> [Set exercise] Wherever the string "image" occurs in a line of these records, report that line.

Figure data in JSON
----------
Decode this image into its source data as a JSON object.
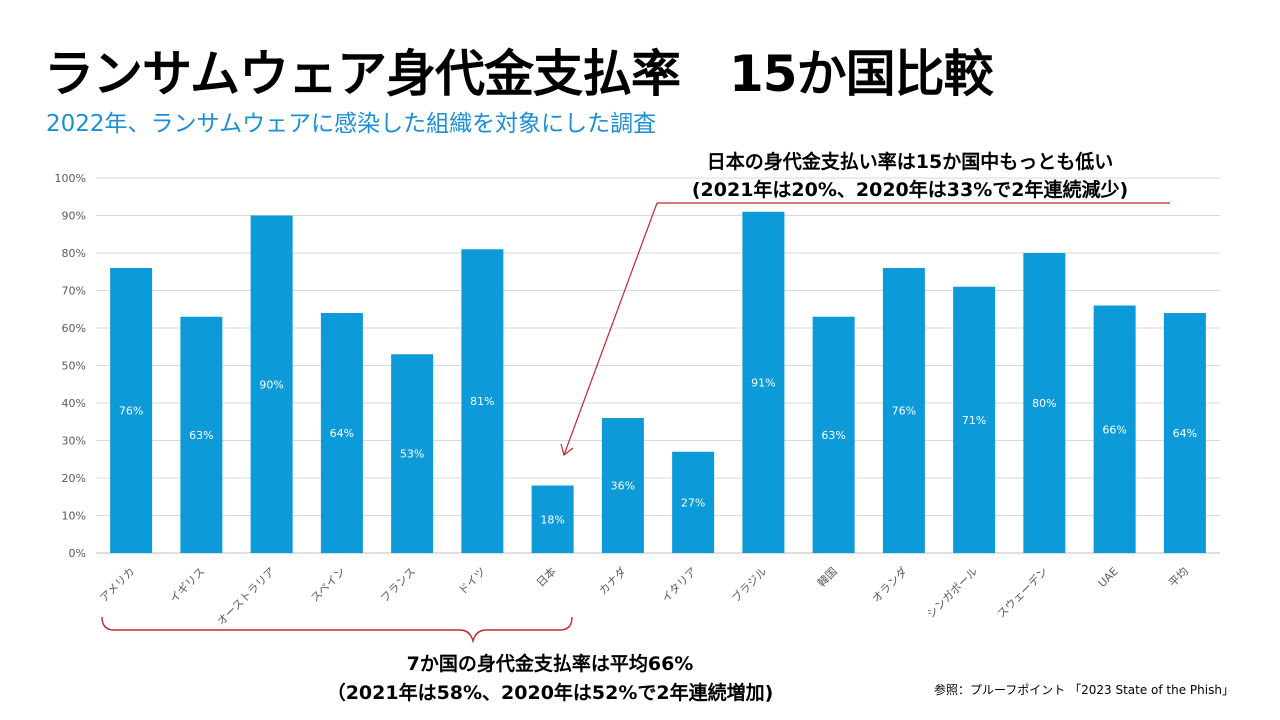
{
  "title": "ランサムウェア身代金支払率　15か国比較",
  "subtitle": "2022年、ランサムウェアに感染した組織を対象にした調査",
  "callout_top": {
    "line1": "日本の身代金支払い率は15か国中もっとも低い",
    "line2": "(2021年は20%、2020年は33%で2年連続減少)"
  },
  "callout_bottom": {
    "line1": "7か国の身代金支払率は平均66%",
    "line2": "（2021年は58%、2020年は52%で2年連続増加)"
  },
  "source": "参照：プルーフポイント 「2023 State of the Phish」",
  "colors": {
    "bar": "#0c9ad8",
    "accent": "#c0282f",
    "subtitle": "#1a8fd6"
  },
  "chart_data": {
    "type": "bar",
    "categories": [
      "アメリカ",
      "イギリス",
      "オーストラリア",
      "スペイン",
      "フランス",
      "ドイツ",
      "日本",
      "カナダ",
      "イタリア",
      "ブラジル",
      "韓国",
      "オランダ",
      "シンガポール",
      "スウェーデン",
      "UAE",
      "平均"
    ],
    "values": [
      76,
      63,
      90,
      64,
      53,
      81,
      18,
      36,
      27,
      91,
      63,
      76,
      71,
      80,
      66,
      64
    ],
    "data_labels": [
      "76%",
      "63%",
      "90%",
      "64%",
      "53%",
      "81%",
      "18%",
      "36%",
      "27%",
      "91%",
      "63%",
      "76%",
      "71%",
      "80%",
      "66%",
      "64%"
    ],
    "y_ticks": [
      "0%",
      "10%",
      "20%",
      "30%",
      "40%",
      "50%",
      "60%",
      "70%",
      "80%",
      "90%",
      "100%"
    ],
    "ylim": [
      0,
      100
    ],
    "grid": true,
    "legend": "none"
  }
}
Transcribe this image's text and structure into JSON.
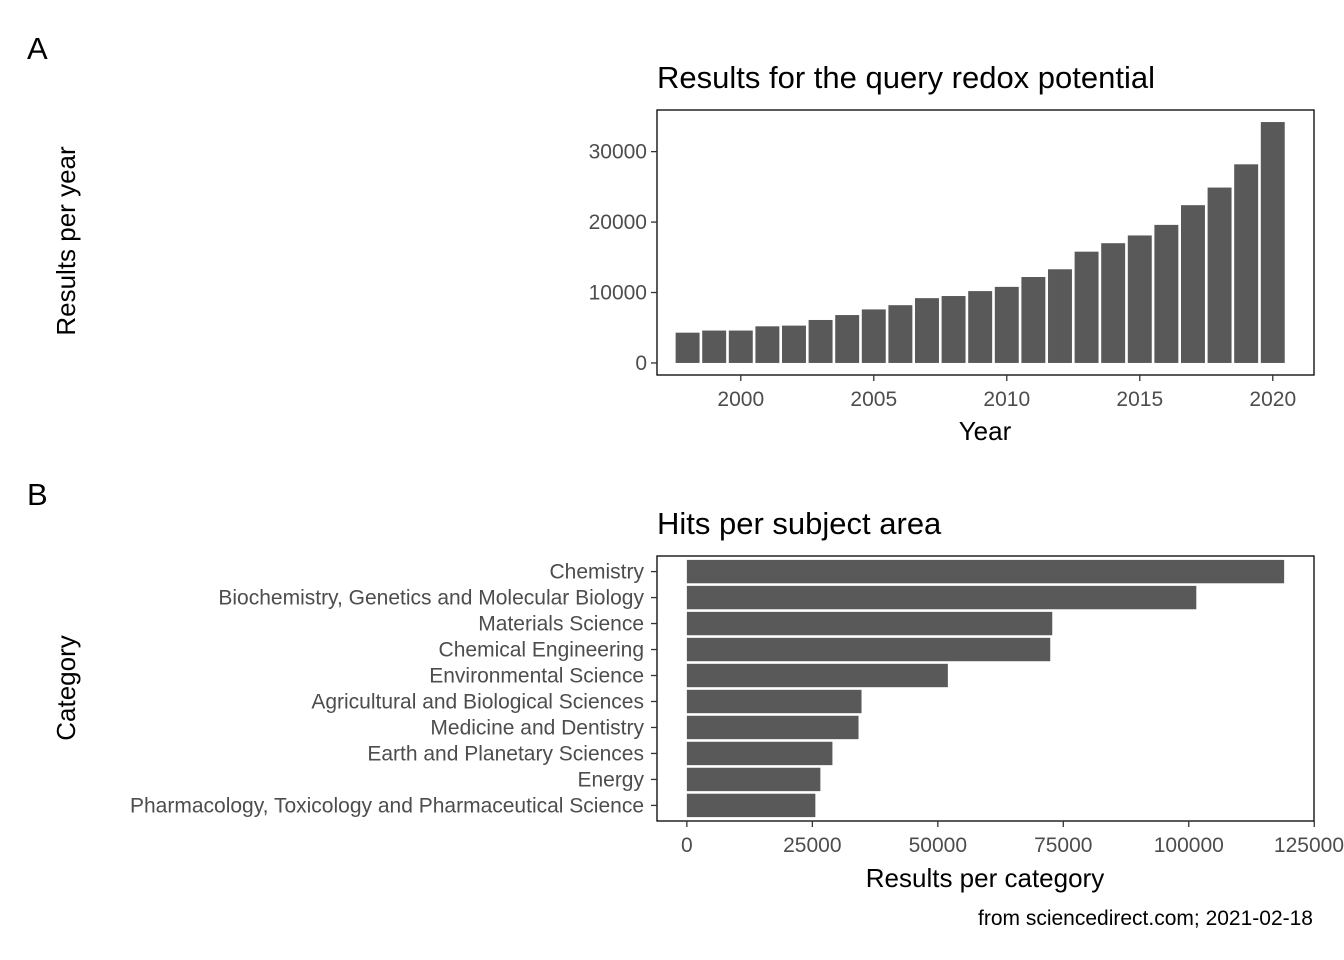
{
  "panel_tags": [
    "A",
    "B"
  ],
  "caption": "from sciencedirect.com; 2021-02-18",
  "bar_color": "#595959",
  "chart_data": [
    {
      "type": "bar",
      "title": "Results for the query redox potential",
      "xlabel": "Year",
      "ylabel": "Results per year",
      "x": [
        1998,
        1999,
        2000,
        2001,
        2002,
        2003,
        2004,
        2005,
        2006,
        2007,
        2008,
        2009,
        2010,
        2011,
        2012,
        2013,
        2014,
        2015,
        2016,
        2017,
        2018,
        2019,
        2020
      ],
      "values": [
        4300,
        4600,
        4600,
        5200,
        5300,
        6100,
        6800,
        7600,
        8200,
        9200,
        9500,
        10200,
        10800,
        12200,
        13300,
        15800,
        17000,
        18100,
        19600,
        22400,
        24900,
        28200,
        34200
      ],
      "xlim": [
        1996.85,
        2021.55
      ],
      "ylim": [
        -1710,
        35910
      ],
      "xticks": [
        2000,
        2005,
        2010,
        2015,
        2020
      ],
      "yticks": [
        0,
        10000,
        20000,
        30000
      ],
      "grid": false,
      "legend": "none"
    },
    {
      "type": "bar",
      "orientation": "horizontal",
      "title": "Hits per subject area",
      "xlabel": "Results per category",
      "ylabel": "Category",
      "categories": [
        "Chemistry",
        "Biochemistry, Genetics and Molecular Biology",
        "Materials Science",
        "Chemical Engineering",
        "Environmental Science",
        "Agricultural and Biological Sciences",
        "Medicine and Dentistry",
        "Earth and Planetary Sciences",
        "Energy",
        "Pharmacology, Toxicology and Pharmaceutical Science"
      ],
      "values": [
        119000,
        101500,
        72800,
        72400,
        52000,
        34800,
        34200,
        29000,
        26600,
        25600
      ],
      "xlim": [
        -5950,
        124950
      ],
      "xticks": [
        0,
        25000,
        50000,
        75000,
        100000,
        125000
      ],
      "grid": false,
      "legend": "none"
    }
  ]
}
----------
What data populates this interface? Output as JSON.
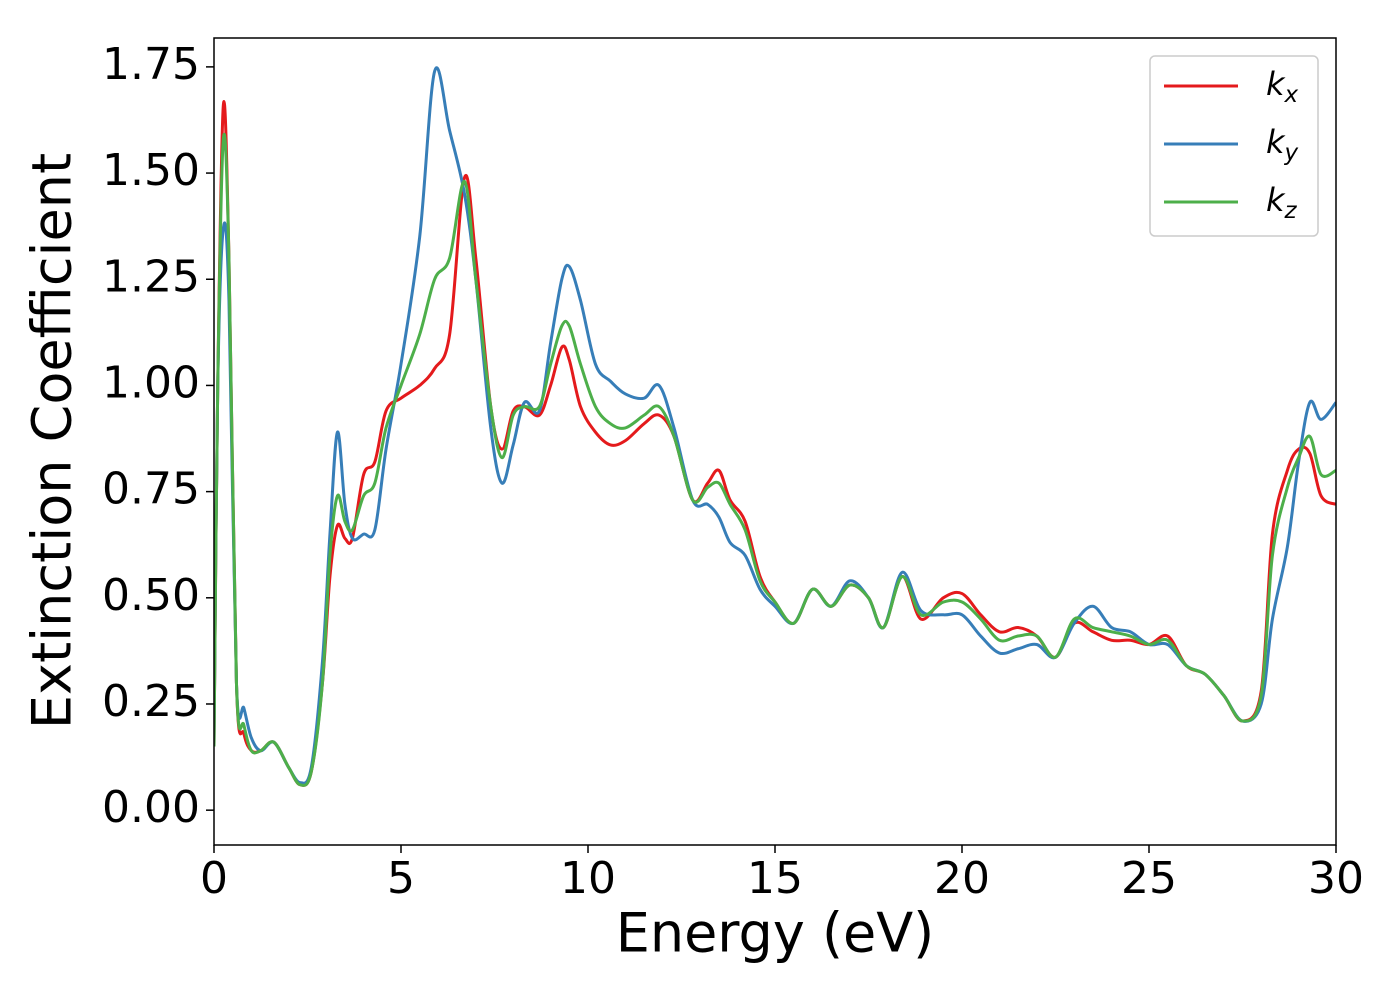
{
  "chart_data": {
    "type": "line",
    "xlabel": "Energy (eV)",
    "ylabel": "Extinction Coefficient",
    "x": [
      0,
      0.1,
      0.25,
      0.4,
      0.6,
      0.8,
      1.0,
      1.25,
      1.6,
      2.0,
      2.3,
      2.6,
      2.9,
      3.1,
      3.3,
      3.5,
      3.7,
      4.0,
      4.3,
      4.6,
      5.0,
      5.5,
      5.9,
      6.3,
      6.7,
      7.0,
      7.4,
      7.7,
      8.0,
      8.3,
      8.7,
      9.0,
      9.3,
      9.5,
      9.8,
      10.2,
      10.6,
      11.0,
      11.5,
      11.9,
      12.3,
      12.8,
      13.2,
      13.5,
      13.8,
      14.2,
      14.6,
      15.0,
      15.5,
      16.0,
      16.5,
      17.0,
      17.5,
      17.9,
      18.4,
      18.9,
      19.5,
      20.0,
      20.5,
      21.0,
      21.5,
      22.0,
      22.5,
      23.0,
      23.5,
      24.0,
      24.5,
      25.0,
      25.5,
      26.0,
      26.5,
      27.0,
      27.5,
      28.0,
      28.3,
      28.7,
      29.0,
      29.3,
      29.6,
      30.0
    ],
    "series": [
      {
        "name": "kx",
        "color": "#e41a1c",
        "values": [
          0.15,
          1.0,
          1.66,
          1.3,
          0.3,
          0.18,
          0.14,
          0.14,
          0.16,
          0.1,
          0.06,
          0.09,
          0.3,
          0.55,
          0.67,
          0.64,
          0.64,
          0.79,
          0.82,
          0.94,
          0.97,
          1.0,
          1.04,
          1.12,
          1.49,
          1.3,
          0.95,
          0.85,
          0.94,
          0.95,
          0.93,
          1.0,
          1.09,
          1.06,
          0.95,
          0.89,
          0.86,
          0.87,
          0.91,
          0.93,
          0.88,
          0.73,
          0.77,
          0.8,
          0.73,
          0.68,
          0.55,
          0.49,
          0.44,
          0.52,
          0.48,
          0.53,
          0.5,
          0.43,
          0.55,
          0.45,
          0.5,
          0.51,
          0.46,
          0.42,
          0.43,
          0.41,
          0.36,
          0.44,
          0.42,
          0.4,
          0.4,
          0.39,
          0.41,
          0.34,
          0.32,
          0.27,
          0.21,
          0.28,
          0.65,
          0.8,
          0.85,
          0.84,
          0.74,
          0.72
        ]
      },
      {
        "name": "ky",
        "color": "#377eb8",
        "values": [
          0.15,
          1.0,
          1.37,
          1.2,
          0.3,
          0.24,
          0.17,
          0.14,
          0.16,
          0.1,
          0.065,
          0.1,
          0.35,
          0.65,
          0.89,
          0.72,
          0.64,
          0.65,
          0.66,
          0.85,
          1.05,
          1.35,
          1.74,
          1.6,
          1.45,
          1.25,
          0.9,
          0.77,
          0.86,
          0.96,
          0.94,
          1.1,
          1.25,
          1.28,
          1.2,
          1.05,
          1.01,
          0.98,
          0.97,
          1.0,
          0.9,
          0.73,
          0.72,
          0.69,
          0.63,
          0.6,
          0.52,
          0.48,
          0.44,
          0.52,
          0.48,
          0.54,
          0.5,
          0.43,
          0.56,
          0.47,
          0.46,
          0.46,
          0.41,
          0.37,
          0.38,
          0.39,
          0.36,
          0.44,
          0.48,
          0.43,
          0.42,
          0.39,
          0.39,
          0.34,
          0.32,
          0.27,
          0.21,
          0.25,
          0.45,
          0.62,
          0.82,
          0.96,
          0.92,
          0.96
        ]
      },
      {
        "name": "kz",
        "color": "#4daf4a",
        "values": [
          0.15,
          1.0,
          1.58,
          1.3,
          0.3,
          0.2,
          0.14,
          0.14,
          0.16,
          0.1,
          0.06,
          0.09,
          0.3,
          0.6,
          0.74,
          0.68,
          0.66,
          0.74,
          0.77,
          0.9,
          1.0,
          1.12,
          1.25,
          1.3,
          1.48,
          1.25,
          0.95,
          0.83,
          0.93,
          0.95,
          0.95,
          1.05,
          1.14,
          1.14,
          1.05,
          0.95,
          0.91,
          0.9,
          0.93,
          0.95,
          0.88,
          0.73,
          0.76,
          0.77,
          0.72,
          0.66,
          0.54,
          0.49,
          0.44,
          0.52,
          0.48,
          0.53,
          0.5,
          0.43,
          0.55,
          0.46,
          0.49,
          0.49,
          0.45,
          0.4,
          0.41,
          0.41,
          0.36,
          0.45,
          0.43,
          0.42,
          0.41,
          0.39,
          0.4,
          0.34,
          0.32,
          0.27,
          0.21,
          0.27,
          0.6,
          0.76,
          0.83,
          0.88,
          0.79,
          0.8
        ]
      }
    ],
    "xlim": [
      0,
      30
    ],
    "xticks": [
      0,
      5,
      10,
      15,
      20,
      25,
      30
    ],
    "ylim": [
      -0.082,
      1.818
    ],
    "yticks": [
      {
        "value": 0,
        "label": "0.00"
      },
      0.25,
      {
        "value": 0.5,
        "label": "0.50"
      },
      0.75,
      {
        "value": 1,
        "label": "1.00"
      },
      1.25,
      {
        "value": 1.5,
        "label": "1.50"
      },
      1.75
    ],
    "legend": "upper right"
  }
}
----------
> [The answer]
Decode this image into its source data as a JSON object.
Transcribe this image's text and structure into JSON.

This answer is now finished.